[Stated task] Copy the data below exactly.

[Records for processing]
++++++++++

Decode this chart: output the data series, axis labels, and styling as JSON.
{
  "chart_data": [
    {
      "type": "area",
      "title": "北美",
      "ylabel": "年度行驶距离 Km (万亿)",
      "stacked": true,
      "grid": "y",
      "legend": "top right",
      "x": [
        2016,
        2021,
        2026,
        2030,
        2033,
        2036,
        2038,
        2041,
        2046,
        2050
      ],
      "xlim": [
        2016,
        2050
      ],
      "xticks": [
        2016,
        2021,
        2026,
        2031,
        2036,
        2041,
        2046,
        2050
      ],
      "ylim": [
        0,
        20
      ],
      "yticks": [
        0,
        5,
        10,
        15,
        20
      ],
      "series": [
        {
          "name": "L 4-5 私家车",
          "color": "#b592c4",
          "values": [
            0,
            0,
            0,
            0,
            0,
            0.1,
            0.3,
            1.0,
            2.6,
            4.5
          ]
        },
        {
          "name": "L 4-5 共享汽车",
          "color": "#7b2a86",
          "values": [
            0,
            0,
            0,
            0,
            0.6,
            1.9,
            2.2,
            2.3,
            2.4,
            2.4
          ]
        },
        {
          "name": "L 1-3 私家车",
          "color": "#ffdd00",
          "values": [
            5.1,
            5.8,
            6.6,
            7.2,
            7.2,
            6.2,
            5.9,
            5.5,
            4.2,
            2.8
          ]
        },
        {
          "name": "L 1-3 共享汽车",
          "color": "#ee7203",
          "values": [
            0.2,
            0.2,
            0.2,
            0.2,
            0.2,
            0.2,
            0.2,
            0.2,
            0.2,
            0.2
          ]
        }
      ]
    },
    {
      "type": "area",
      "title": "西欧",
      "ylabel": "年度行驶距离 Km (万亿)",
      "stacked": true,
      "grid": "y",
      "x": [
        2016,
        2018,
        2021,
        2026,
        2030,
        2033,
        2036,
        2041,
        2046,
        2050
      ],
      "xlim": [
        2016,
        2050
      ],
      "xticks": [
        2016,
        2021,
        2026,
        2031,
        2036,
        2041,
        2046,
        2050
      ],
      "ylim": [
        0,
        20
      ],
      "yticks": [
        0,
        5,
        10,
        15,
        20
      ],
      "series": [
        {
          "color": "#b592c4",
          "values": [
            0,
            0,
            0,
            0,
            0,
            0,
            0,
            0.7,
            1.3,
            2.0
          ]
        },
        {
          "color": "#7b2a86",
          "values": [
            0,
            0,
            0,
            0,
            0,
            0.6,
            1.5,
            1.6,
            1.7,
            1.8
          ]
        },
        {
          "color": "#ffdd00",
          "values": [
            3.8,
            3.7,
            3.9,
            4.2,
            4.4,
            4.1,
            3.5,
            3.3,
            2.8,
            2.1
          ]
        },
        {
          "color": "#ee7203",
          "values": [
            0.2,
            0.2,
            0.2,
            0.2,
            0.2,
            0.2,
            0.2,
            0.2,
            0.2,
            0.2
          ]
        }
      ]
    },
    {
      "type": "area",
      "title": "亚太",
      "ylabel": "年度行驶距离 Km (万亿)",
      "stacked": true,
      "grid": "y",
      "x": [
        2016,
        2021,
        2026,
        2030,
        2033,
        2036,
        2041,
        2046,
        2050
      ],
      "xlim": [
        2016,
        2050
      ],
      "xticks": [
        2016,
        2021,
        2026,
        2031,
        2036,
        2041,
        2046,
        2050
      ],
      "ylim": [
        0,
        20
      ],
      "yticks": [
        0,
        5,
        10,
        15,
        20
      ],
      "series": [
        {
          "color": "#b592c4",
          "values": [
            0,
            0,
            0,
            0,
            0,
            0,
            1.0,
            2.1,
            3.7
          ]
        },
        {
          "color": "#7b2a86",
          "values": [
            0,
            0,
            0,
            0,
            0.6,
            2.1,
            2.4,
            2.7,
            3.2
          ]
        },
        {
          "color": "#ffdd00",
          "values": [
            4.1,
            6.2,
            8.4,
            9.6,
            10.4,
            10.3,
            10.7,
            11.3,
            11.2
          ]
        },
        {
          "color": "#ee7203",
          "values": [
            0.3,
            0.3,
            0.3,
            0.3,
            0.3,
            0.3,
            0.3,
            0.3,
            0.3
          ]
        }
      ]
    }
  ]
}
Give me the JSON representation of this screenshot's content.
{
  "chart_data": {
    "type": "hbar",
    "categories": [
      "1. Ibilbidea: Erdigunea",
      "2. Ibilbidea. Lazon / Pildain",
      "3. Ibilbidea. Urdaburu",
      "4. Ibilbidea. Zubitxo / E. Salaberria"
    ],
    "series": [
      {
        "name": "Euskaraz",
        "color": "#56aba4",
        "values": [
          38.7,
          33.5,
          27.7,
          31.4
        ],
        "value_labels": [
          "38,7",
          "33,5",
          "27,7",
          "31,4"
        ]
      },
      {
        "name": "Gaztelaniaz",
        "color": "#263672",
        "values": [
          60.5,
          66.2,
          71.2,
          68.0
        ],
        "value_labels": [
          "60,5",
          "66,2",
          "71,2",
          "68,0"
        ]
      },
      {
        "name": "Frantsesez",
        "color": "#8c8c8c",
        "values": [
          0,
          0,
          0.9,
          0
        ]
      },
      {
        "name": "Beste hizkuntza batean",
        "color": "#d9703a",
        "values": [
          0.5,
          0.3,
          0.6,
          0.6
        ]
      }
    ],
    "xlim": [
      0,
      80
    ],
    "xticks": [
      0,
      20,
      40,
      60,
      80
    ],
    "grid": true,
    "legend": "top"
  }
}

++++++++++

[Solution to this exercise]
Decode this chart: output the data series, axis labels, and styling as JSON.
{
  "chart_data": [
    {
      "type": "area",
      "title": "北美",
      "ylabel": "年度行驶距离 Km (万亿)",
      "stacked": true,
      "grid": "y",
      "legend": "top right",
      "x": [
        2016,
        2021,
        2026,
        2030,
        2033,
        2036,
        2038,
        2041,
        2046,
        2050
      ],
      "xlim": [
        2016,
        2050
      ],
      "xticks": [
        2016,
        2021,
        2026,
        2031,
        2036,
        2041,
        2046,
        2050
      ],
      "ylim": [
        0,
        20
      ],
      "yticks": [
        0,
        5,
        10,
        15,
        20
      ],
      "series": [
        {
          "name": "L 4-5 私家车",
          "color": "#b592c4",
          "values": [
            0,
            0,
            0,
            0,
            0,
            0.1,
            0.3,
            1.0,
            2.6,
            4.5
          ]
        },
        {
          "name": "L 4-5 共享汽车",
          "color": "#7b2a86",
          "values": [
            0,
            0,
            0,
            0,
            0.6,
            1.9,
            2.2,
            2.3,
            2.4,
            2.4
          ]
        },
        {
          "name": "L 1-3 私家车",
          "color": "#ffdd00",
          "values": [
            5.1,
            5.8,
            6.6,
            7.2,
            7.2,
            6.2,
            5.9,
            5.5,
            4.2,
            2.8
          ]
        },
        {
          "name": "L 1-3 共享汽车",
          "color": "#ee7203",
          "values": [
            0.2,
            0.2,
            0.2,
            0.2,
            0.2,
            0.2,
            0.2,
            0.2,
            0.2,
            0.2
          ]
        }
      ]
    },
    {
      "type": "area",
      "title": "西欧",
      "ylabel": "年度行驶距离 Km (万亿)",
      "stacked": true,
      "grid": "y",
      "x": [
        2016,
        2018,
        2021,
        2026,
        2030,
        2033,
        2036,
        2041,
        2046,
        2050
      ],
      "xlim": [
        2016,
        2050
      ],
      "xticks": [
        2016,
        2021,
        2026,
        2031,
        2036,
        2041,
        2046,
        2050
      ],
      "ylim": [
        0,
        20
      ],
      "yticks": [
        0,
        5,
        10,
        15,
        20
      ],
      "series": [
        {
          "color": "#b592c4",
          "values": [
            0,
            0,
            0,
            0,
            0,
            0,
            0,
            0.7,
            1.3,
            2.0
          ]
        },
        {
          "color": "#7b2a86",
          "values": [
            0,
            0,
            0,
            0,
            0,
            0.6,
            1.5,
            1.6,
            1.7,
            1.8
          ]
        },
        {
          "color": "#ffdd00",
          "values": [
            3.8,
            3.7,
            3.9,
            4.2,
            4.4,
            4.1,
            3.5,
            3.3,
            2.8,
            2.1
          ]
        },
        {
          "color": "#ee7203",
          "values": [
            0.2,
            0.2,
            0.2,
            0.2,
            0.2,
            0.2,
            0.2,
            0.2,
            0.2,
            0.2
          ]
        }
      ]
    },
    {
      "type": "area",
      "title": "亚太",
      "ylabel": "年度行驶距离 Km (万亿)",
      "stacked": true,
      "grid": "y",
      "x": [
        2016,
        2021,
        2026,
        2030,
        2033,
        2036,
        2041,
        2046,
        2050
      ],
      "xlim": [
        2016,
        2050
      ],
      "xticks": [
        2016,
        2021,
        2026,
        2031,
        2036,
        2041,
        2046,
        2050
      ],
      "ylim": [
        0,
        20
      ],
      "yticks": [
        0,
        5,
        10,
        15,
        20
      ],
      "series": [
        {
          "color": "#b592c4",
          "values": [
            0,
            0,
            0,
            0,
            0,
            0,
            1.0,
            2.1,
            3.7
          ]
        },
        {
          "color": "#7b2a86",
          "values": [
            0,
            0,
            0,
            0,
            0.6,
            2.1,
            2.4,
            2.7,
            3.2
          ]
        },
        {
          "color": "#ffdd00",
          "values": [
            4.1,
            6.2,
            8.4,
            9.6,
            10.4,
            10.3,
            10.7,
            11.3,
            11.2
          ]
        },
        {
          "color": "#ee7203",
          "values": [
            0.3,
            0.3,
            0.3,
            0.3,
            0.3,
            0.3,
            0.3,
            0.3,
            0.3
          ]
        }
      ]
    }
  ]
}
Give me the JSON representation of this screenshot's content.
{
  "chart_data": {
    "type": "hbar",
    "categories": [
      "1. Ibilbidea: Erdigunea",
      "2. Ibilbidea. Lazon / Pildain",
      "3. Ibilbidea. Urdaburu",
      "4. Ibilbidea. Zubitxo / E. Salaberria"
    ],
    "series": [
      {
        "name": "Euskaraz",
        "color": "#56aba4",
        "values": [
          38.7,
          33.5,
          27.7,
          31.4
        ],
        "value_labels": [
          "38,7",
          "33,5",
          "27,7",
          "31,4"
        ]
      },
      {
        "name": "Gaztelaniaz",
        "color": "#263672",
        "values": [
          60.5,
          66.2,
          71.2,
          68.0
        ],
        "value_labels": [
          "60,5",
          "66,2",
          "71,2",
          "68,0"
        ]
      },
      {
        "name": "Frantsesez",
        "color": "#8c8c8c",
        "values": [
          0,
          0,
          0.9,
          0
        ]
      },
      {
        "name": "Beste hizkuntza batean",
        "color": "#d9703a",
        "values": [
          0.5,
          0.3,
          0.6,
          0.6
        ]
      }
    ],
    "xlim": [
      0,
      80
    ],
    "xticks": [
      0,
      20,
      40,
      60,
      80
    ],
    "grid": true,
    "legend": "top"
  }
}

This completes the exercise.